↓

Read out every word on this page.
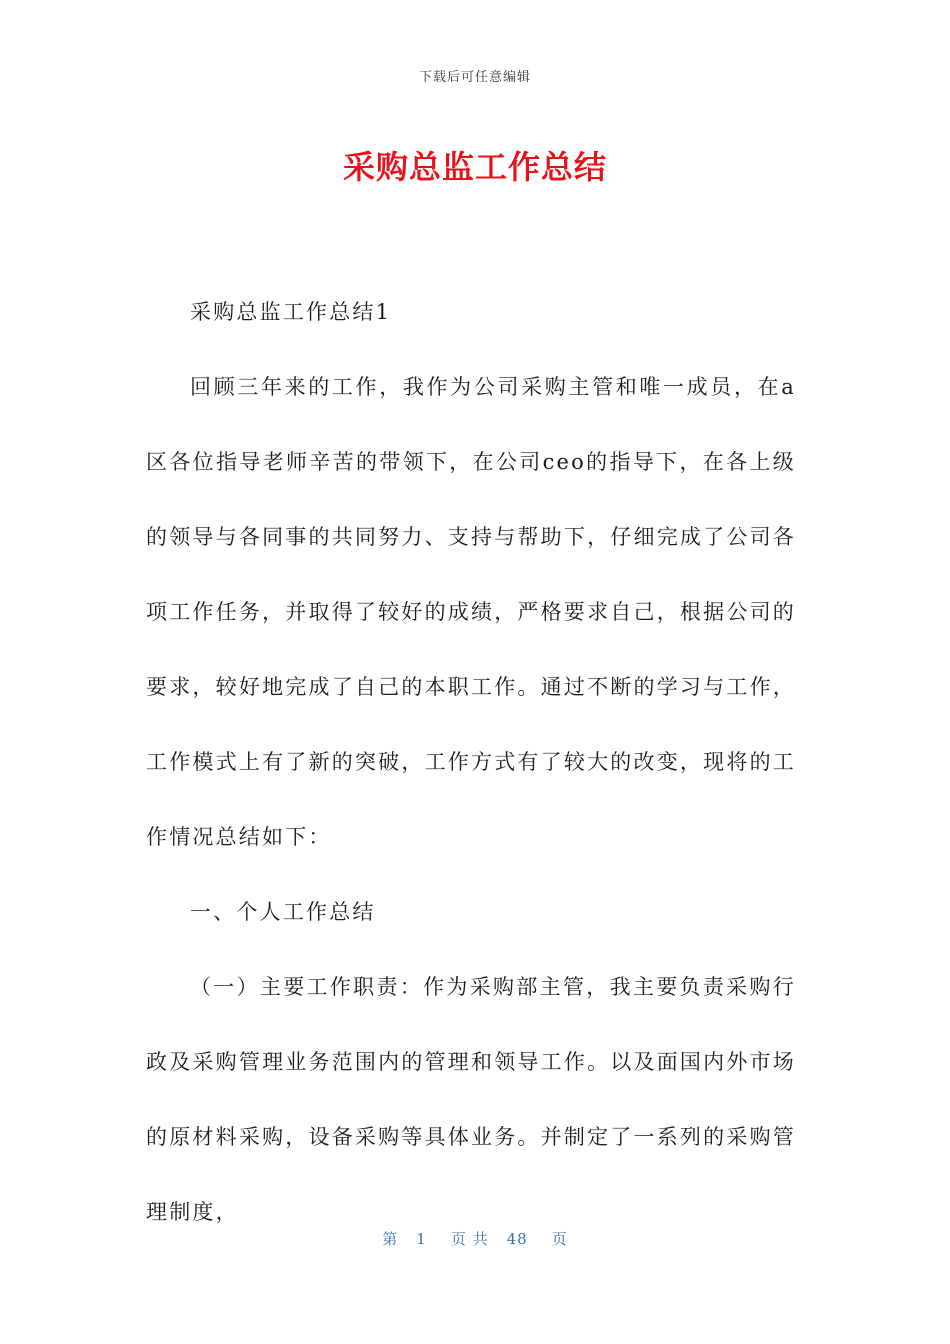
下载后可任意编辑
采购总监工作总结

采购总监工作总结1

回顾三年来的工作，我作为公司采购主管和唯一成员，在a区各位指导老师辛苦的带领下，在公司ceo的指导下，在各上级的领导与各同事的共同努力、支持与帮助下，仔细完成了公司各项工作任务，并取得了较好的成绩，严格要求自己，根据公司的要求，较好地完成了自己的本职工作。通过不断的学习与工作，工作模式上有了新的突破，工作方式有了较大的改变，现将的工作情况总结如下：

一、个人工作总结

（一）主要工作职责：作为采购部主管，我主要负责采购行政及采购管理业务范围内的管理和领导工作。以及面国内外市场的原材料采购，设备采购等具体业务。并制定了一系列的采购管理制度，

第 1 页 共 48 页
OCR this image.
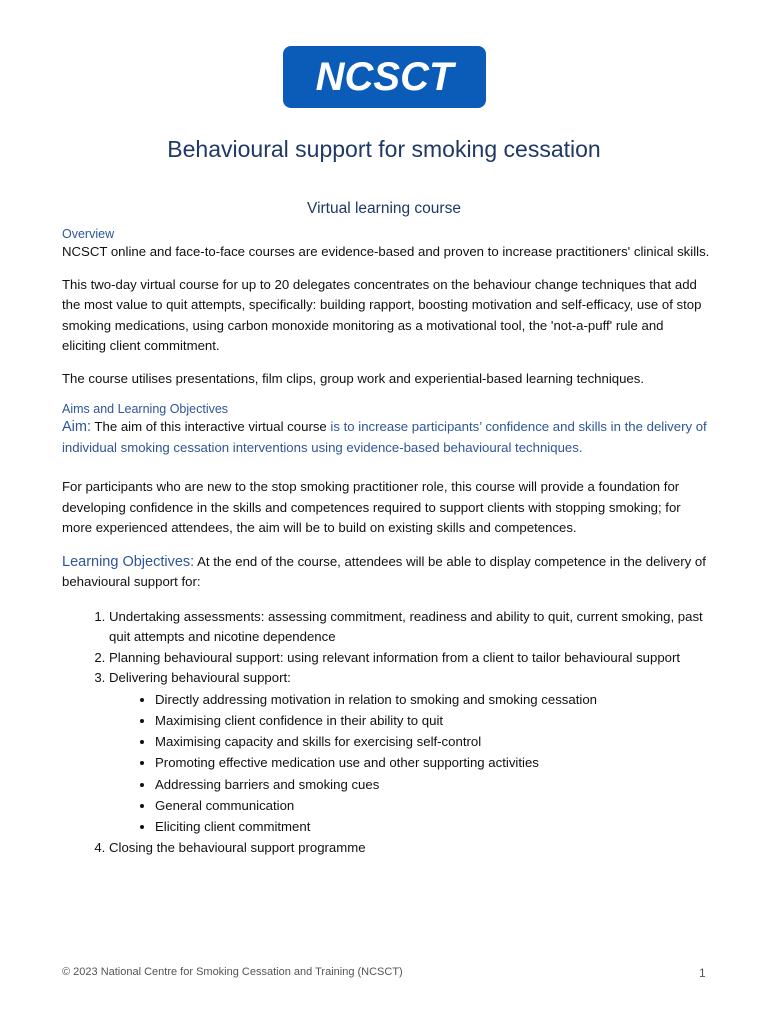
NCSCT
Behavioural support for smoking cessation
Virtual learning course
Overview

NCSCT online and face-to-face courses are evidence-based and proven to increase practitioners' clinical skills.

This two-day virtual course for up to 20 delegates concentrates on the behaviour change techniques that add the most value to quit attempts, specifically: building rapport, boosting motivation and self-efficacy, use of stop smoking medications, using carbon monoxide monitoring as a motivational tool, the 'not-a-puff' rule and eliciting client commitment.

The course utilises presentations, film clips, group work and experiential-based learning techniques.

Aims and Learning Objectives

Aim: The aim of this interactive virtual course is to increase participants’ confidence and skills in the delivery of individual smoking cessation interventions using evidence-based behavioural techniques.

For participants who are new to the stop smoking practitioner role, this course will provide a foundation for developing confidence in the skills and competences required to support clients with stopping smoking; for more experienced attendees, the aim will be to build on existing skills and competences.

Learning Objectives: At the end of the course, attendees will be able to display competence in the delivery of behavioural support for:

1. Undertaking assessments: assessing commitment, readiness and ability to quit, current smoking, past quit attempts and nicotine dependence
2. Planning behavioural support: using relevant information from a client to tailor behavioural support
3. Delivering behavioural support:
• Directly addressing motivation in relation to smoking and smoking cessation
• Maximising client confidence in their ability to quit
• Maximising capacity and skills for exercising self-control
• Promoting effective medication use and other supporting activities
• Addressing barriers and smoking cues
• General communication
• Eliciting client commitment
4. Closing the behavioural support programme
© 2023 National Centre for Smoking Cessation and Training (NCSCT)	1
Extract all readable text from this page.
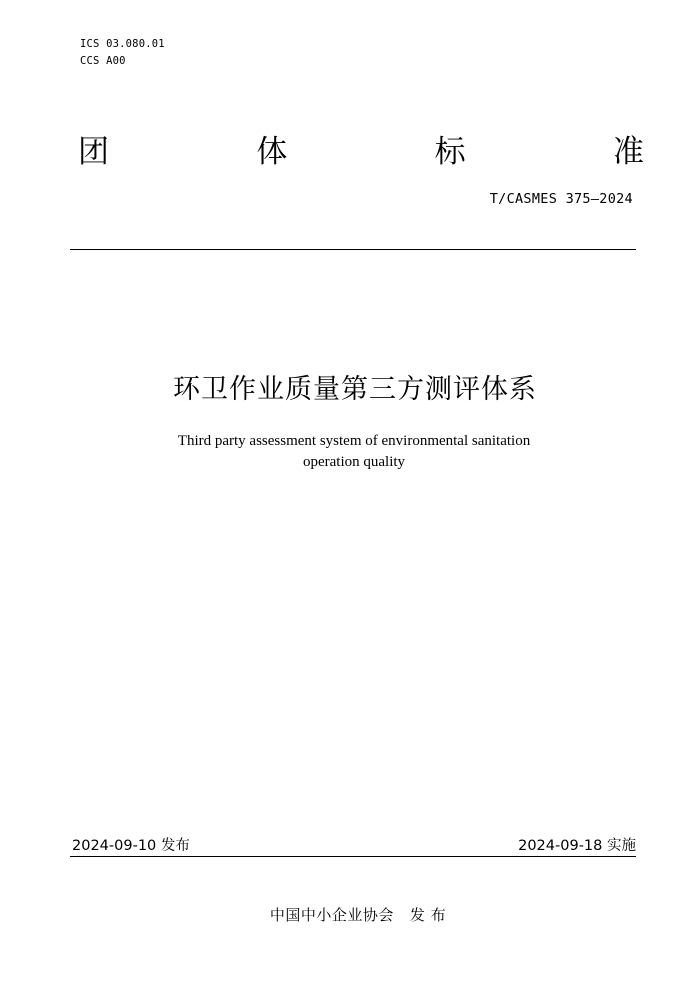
ICS 03.080.01
CCS A00
团	体	标	准
T/CASMES 375—2024
环卫作业质量第三方测评体系
Third party assessment system of environmental sanitation
operation quality
2024-09-10 发布	2024-09-18 实施
中国中小企业协会 发 布
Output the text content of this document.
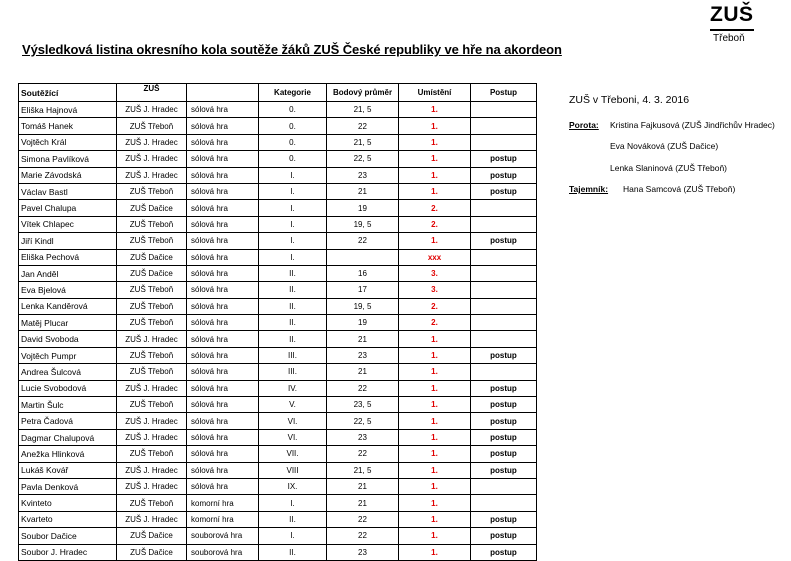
ZUŠ
Třeboň
Výsledková listina okresního kola soutěže žáků ZUŠ České republiky ve hře na akordeon
Soutěžící	ZUŠ		Kategorie	Bodový průměr	Umístění	Postup
Eliška Hajnová	ZUŠ J. Hradec	sólová hra	0.	21, 5	1.	
Tomáš Hanek	ZUŠ Třeboň	sólová hra	0.	22	1.	
Vojtěch Král	ZUŠ J. Hradec	sólová hra	0.	21, 5	1.	
Simona Pavlíková	ZUŠ J. Hradec	sólová hra	0.	22, 5	1.	postup
Marie Závodská	ZUŠ J. Hradec	sólová hra	I.	23	1.	postup
Václav Bastl	ZUŠ Třeboň	sólová hra	I.	21	1.	postup
Pavel Chalupa	ZUŠ Dačice	sólová hra	I.	19	2.	
Vítek Chlapec	ZUŠ Třeboň	sólová hra	I.	19, 5	2.	
Jiří Kindl	ZUŠ Třeboň	sólová hra	I.	22	1.	postup
Eliška Pechová	ZUŠ Dačice	sólová hra	I.		xxx	
Jan Anděl	ZUŠ Dačice	sólová hra	II.	16	3.	
Eva Bjelová	ZUŠ Třeboň	sólová hra	II.	17	3.	
Lenka Kanděrová	ZUŠ Třeboň	sólová hra	II.	19, 5	2.	
Matěj Plucar	ZUŠ Třeboň	sólová hra	II.	19	2.	
David Svoboda	ZUŠ J. Hradec	sólová hra	II.	21	1.	
Vojtěch Pumpr	ZUŠ Třeboň	sólová hra	III.	23	1.	postup
Andrea Šulcová	ZUŠ Třeboň	sólová hra	III.	21	1.	
Lucie Svobodová	ZUŠ J. Hradec	sólová hra	IV.	22	1.	postup
Martin Šulc	ZUŠ Třeboň	sólová hra	V.	23, 5	1.	postup
Petra Čadová	ZUŠ J. Hradec	sólová hra	VI.	22, 5	1.	postup
Dagmar Chalupová	ZUŠ J. Hradec	sólová hra	VI.	23	1.	postup
Anežka Hlinková	ZUŠ Třeboň	sólová hra	VII.	22	1.	postup
Lukáš Kovář	ZUŠ J. Hradec	sólová hra	VIII	21, 5	1.	postup
Pavla Denková	ZUŠ J. Hradec	sólová hra	IX.	21	1.	
Kvinteto	ZUŠ Třeboň	komorní hra	I.	21	1.	
Kvarteto	ZUŠ J. Hradec	komorní hra	II.	22	1.	postup
Soubor Dačice	ZUŠ Dačice	souborová hra	I.	22	1.	postup
Soubor J. Hradec	ZUŠ Dačice	souborová hra	II.	23	1.	postup
ZUŠ v Třeboni, 4. 3. 2016
Porota: Kristina Fajkusová (ZUŠ Jindřichův Hradec)
Eva Nováková (ZUŠ Dačice)
Lenka Slaninová (ZUŠ Třeboň)
Tajemník: Hana Samcová (ZUŠ Třeboň)
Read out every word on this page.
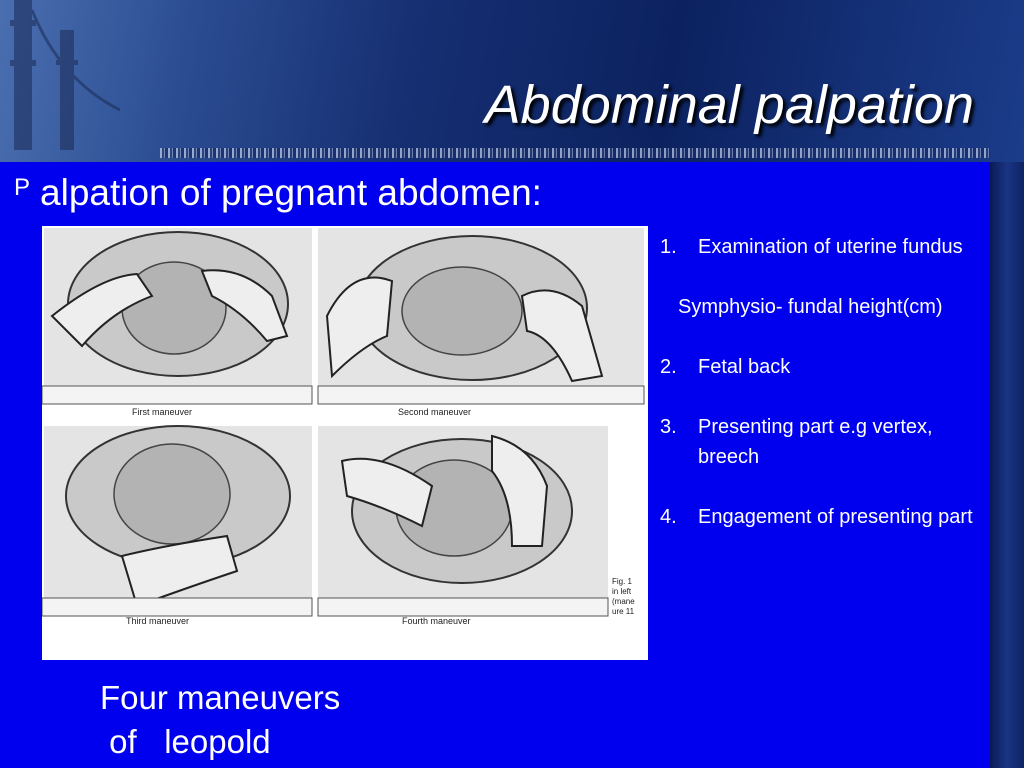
Abdominal palpation
$^P$ alpation of pregnant abdomen:
First maneuver	Second maneuver
Third maneuver	Fourth maneuver
Fig. 1
in left
(mane
ure 11
1. Examination of uterine fundus
Symphysio- fundal height(cm)
2. Fetal back
3. Presenting part e.g vertex, breech
4. Engagement of presenting part
Four maneuvers
of   leopold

↑

SHORT TASK:
Scan the material above. Return every line containing the string "text".

OUTPUT OF THE EXERCISE:
Extract all readable text from this page.
Output the text content of this document.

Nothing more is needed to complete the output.